%%

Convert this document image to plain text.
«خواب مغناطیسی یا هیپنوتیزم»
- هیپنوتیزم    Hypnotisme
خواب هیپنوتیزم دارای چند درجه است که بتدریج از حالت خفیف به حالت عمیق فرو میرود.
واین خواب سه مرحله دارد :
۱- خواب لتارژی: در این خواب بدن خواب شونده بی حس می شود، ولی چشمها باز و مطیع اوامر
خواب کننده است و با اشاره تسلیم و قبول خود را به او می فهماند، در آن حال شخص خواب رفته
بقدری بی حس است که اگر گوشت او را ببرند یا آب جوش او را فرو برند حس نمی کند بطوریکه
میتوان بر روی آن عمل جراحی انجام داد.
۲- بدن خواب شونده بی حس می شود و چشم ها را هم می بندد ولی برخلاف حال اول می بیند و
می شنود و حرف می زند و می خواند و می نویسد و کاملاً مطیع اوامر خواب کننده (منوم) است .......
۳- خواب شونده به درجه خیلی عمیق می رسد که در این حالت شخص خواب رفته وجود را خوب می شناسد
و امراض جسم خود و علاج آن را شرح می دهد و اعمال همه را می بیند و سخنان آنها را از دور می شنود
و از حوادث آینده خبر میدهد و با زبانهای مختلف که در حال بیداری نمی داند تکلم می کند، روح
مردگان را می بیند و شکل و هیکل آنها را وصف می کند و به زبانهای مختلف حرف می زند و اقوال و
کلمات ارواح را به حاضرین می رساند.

%%

**Stated goal:** Repeat every record, keeping each word and mark exactly as it is.

**Finished exercise:**
Convert this document image to plain text.
«خواب مغناطیسی یا هیپنوتیزم»
- هیپنوتیزم    Hypnotisme
خواب هیپنوتیزم دارای چند درجه است که بتدریج از حالت خفیف به حالت عمیق فرو میرود.
واین خواب سه مرحله دارد :
۱- خواب لتارژی: در این خواب بدن خواب شونده بی حس می شود، ولی چشمها باز و مطیع اوامر
خواب کننده است و با اشاره تسلیم و قبول خود را به او می فهماند، در آن حال شخص خواب رفته
بقدری بی حس است که اگر گوشت او را ببرند یا آب جوش او را فرو برند حس نمی کند بطوریکه
میتوان بر روی آن عمل جراحی انجام داد.
۲- بدن خواب شونده بی حس می شود و چشم ها را هم می بندد ولی برخلاف حال اول می بیند و
می شنود و حرف می زند و می خواند و می نویسد و کاملاً مطیع اوامر خواب کننده (منوم) است .......
۳- خواب شونده به درجه خیلی عمیق می رسد که در این حالت شخص خواب رفته وجود را خوب می شناسد
و امراض جسم خود و علاج آن را شرح می دهد و اعمال همه را می بیند و سخنان آنها را از دور می شنود
و از حوادث آینده خبر میدهد و با زبانهای مختلف که در حال بیداری نمی داند تکلم می کند، روح
مردگان را می بیند و شکل و هیکل آنها را وصف می کند و به زبانهای مختلف حرف می زند و اقوال و
کلمات ارواح را به حاضرین می رساند.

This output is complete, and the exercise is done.